Aim:
Show all lines from the data that include the word "catch".

Record set:
:::

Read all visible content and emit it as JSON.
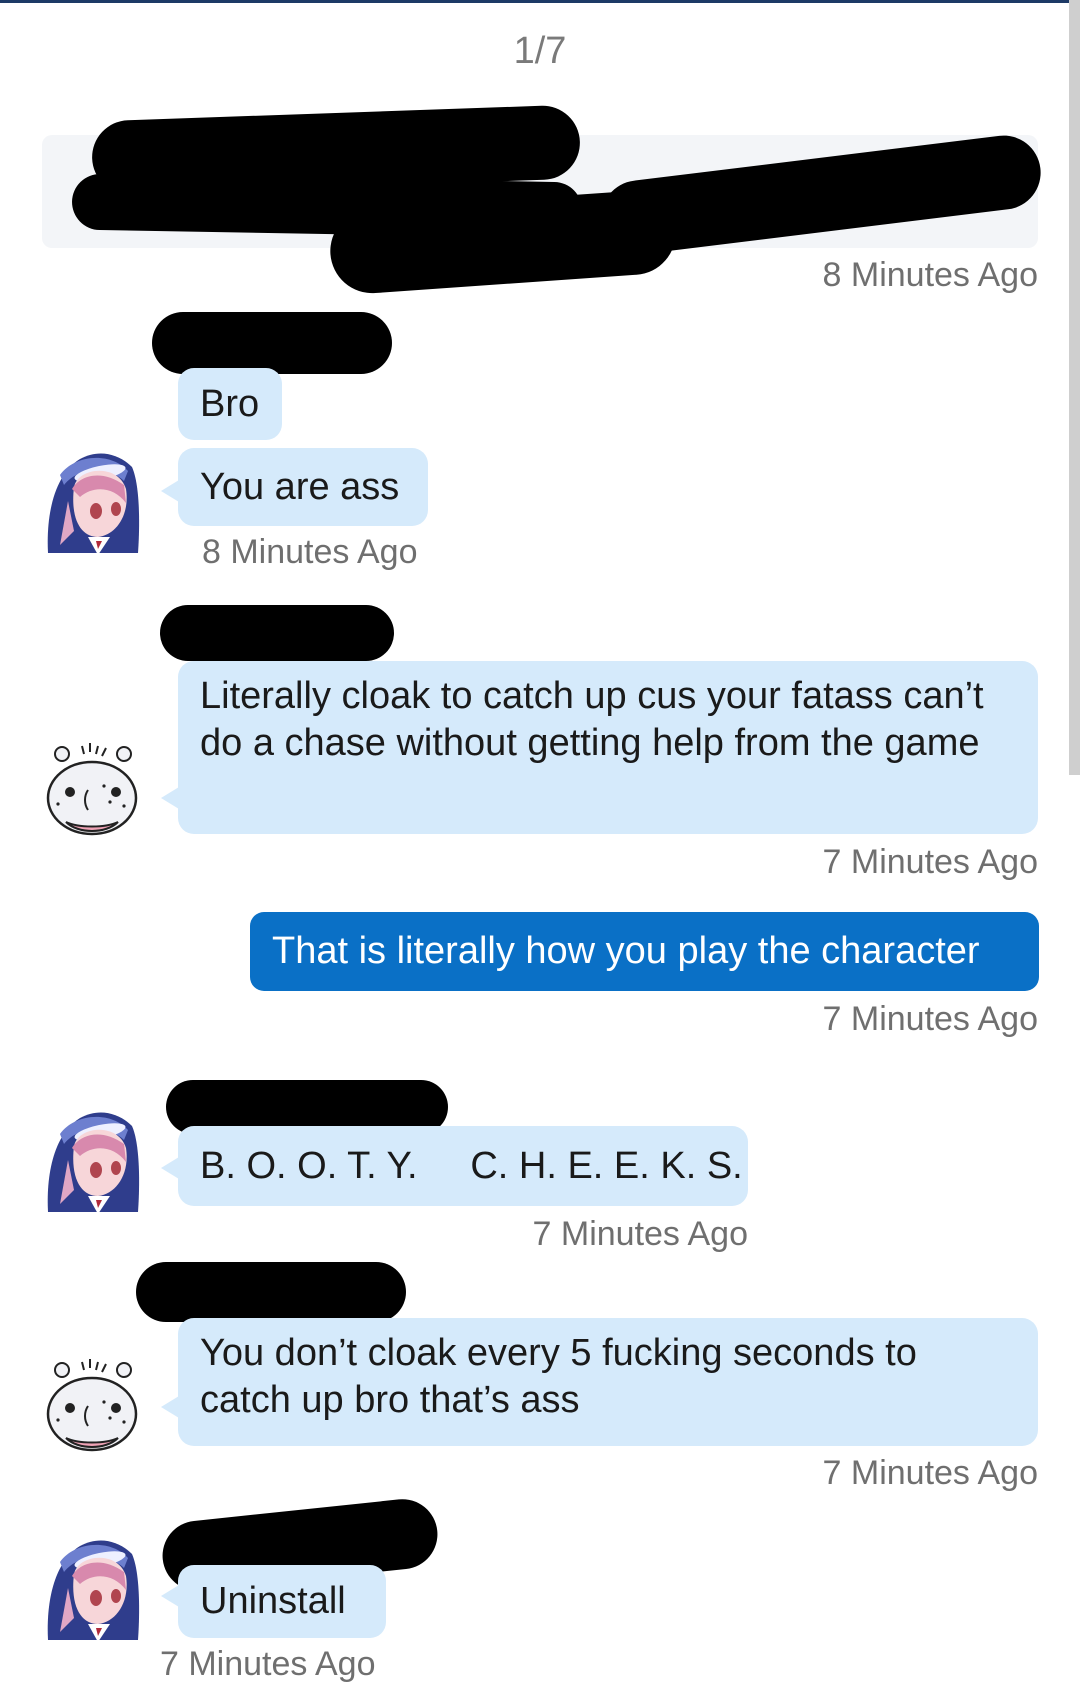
{
  "pager": "1/7",
  "colors": {
    "bubble_in": "#d5eafb",
    "bubble_out": "#0a70c6",
    "timestamp": "#6f6f6f",
    "redaction": "#000000"
  },
  "avatars": {
    "a": "anime-girl-avatar",
    "b": "hippo-avatar"
  },
  "preview": {
    "time": "8 Minutes Ago"
  },
  "messages": [
    {
      "text": "Bro"
    },
    {
      "text": "You are ass",
      "time": "8 Minutes Ago"
    },
    {
      "text": "Literally cloak to catch up cus your fatass can’t do a chase without getting help from the game",
      "time": "7 Minutes Ago"
    },
    {
      "text": "That is literally how you play the character",
      "time": "7 Minutes Ago"
    },
    {
      "text": "B. O. O. T. Y.     C. H. E. E. K. S.",
      "time": "7 Minutes Ago"
    },
    {
      "text": "You don’t cloak every 5 fucking seconds to catch up bro that’s ass",
      "time": "7 Minutes Ago"
    },
    {
      "text": "Uninstall",
      "time": "7 Minutes Ago"
    }
  ]
}
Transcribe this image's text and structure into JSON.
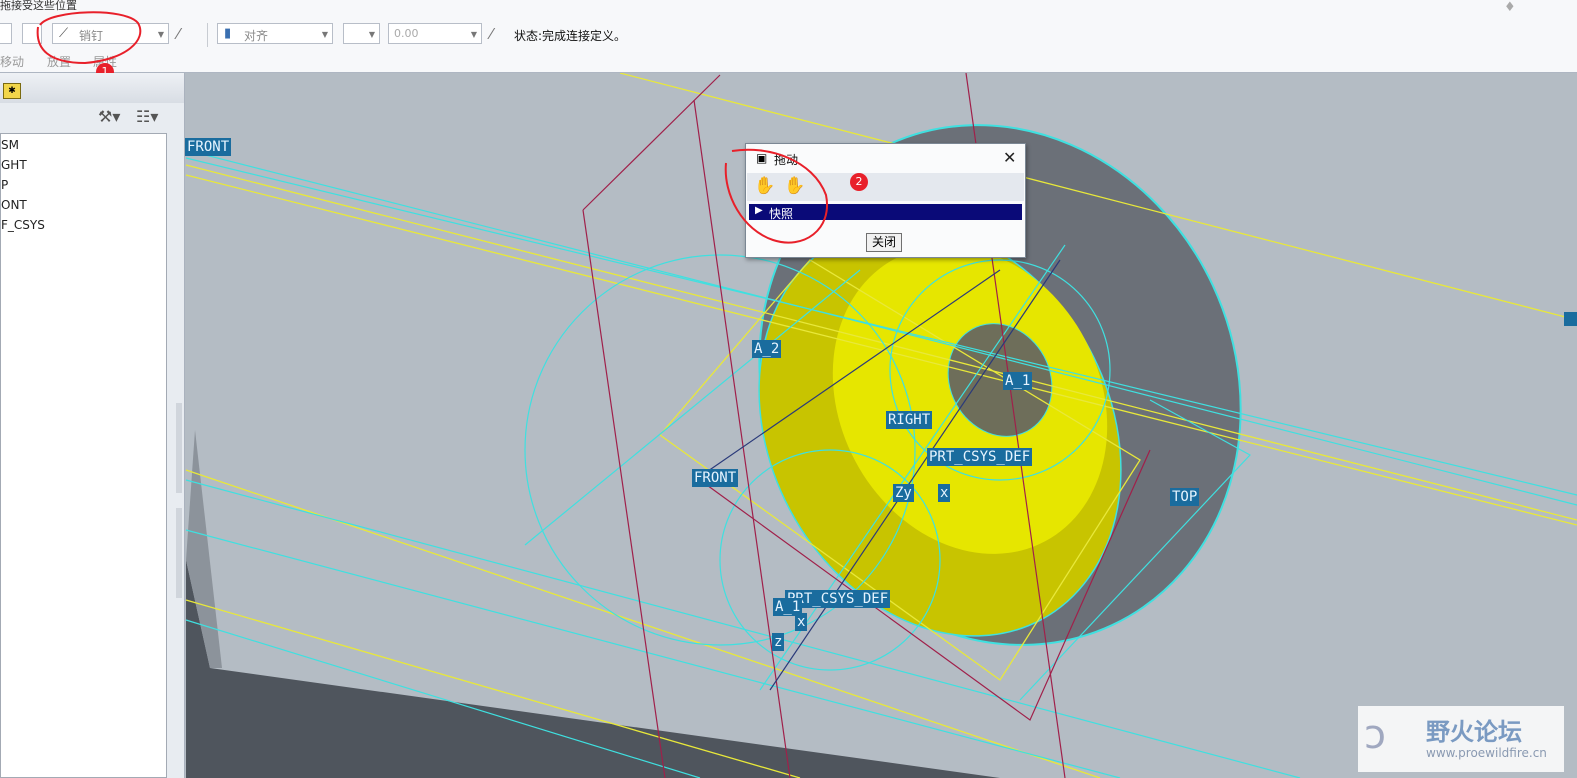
{
  "dashboard": {
    "hint_text": "拖接受这些位置",
    "constraint_type": "销钉",
    "constraint_combo2": "对齐",
    "offset_value": "0.00",
    "status": "状态:完成连接定义。",
    "lower_labels": [
      "移动",
      "放置",
      "属性"
    ]
  },
  "tree": {
    "items": [
      "SM",
      "GHT",
      "P",
      "ONT",
      "F_CSYS"
    ]
  },
  "datum_labels": {
    "front_top": "FRONT",
    "a2": "A_2",
    "a1": "A_1",
    "right": "RIGHT",
    "prt_csys": "PRT_CSYS_DEF",
    "front2": "FRONT",
    "top": "TOP",
    "zy": "Zy",
    "x": "x",
    "prt_csys2": "PRT_CSYS_DEF",
    "a1b": "A_1",
    "x2": "x",
    "z2": "z"
  },
  "drag_dialog": {
    "title": "拖动",
    "snapshot": "快照",
    "close_label": "关闭"
  },
  "annotations": {
    "badge1": "1",
    "badge2": "2"
  },
  "watermark": {
    "title": "野火论坛",
    "url": "www.proewildfire.cn"
  }
}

:::

The solution:
      "text": "Literally cloak to catch up cus your fatass can’t do a chase without getting help from the game",
      "text": "You don’t cloak every 5 fucking seconds to catch up bro that’s ass",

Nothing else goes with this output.